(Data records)
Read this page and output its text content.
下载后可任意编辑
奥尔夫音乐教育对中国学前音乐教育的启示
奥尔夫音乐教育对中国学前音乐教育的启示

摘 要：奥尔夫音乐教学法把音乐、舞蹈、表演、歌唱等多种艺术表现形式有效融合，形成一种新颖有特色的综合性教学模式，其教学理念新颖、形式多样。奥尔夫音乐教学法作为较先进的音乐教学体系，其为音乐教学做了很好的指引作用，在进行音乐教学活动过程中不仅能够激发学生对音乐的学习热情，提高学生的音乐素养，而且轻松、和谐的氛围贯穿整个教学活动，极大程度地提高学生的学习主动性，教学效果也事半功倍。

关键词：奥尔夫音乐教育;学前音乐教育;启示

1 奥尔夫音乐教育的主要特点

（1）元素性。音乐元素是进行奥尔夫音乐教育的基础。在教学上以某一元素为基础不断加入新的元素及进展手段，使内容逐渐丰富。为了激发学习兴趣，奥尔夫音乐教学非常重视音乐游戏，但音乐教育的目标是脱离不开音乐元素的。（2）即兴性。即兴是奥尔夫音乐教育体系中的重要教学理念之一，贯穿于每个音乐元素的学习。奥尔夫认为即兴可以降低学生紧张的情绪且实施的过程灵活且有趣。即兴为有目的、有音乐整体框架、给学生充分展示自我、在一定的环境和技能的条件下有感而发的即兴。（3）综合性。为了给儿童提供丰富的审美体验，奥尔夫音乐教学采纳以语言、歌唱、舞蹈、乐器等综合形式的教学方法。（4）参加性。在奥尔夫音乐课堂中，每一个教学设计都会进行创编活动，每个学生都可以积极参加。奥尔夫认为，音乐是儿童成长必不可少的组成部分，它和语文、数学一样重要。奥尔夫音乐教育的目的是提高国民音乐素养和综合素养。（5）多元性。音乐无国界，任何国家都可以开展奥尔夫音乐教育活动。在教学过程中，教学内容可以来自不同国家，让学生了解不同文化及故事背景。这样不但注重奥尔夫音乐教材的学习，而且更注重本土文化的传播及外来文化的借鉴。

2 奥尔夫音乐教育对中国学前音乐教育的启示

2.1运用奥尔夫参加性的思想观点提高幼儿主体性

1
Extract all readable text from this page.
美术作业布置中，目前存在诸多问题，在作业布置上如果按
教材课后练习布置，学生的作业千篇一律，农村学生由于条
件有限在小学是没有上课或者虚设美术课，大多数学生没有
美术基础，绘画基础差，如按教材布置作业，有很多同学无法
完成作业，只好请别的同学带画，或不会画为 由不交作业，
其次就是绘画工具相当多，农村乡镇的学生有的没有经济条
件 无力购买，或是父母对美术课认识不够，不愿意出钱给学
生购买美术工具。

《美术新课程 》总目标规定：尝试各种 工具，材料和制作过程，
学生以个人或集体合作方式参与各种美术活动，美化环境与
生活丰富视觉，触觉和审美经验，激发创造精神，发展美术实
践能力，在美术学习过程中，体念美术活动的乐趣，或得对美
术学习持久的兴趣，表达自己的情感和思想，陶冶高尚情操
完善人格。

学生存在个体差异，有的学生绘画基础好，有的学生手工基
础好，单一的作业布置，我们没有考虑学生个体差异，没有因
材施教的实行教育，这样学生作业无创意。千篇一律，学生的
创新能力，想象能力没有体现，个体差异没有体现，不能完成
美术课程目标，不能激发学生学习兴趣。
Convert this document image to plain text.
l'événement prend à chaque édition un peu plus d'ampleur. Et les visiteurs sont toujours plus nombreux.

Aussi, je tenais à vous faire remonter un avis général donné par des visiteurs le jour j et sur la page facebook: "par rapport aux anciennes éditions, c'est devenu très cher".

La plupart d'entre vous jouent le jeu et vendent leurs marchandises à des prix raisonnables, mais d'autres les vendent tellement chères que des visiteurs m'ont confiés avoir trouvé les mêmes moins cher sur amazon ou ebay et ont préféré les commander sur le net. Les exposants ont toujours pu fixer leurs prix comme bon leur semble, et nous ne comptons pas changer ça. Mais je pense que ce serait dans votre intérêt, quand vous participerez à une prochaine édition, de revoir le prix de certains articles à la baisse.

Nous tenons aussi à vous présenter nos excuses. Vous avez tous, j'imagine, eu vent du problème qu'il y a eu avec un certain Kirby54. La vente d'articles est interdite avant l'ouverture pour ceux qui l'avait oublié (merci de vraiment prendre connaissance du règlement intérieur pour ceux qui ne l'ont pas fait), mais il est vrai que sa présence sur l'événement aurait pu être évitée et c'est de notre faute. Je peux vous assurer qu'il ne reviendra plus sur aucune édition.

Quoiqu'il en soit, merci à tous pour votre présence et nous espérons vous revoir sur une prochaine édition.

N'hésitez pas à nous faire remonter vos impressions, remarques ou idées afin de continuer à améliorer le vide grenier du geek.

YOUR INSTRUCTIONS:
Out of the material above, gather each line where "événement" appears.

RESPONSE TO THIS TASK:
l'événement prend à chaque édition un peu plus d'ampleur. Et les visiteurs sont toujours plus nombreux.
Nous tenons aussi à vous présenter nos excuses. Vous avez tous, j'imagine, eu vent du problème qu'il y a eu avec un certain Kirby54. La vente d'articles est interdite avant l'ouverture pour ceux qui l'avait oublié (merci de vraiment prendre connaissance du règlement intérieur pour ceux qui ne l'ont pas fait), mais il est vrai que sa présence sur l'événement aurait pu être évitée et c'est de notre faute. Je peux vous assurer qu'il ne reviendra plus sur aucune édition.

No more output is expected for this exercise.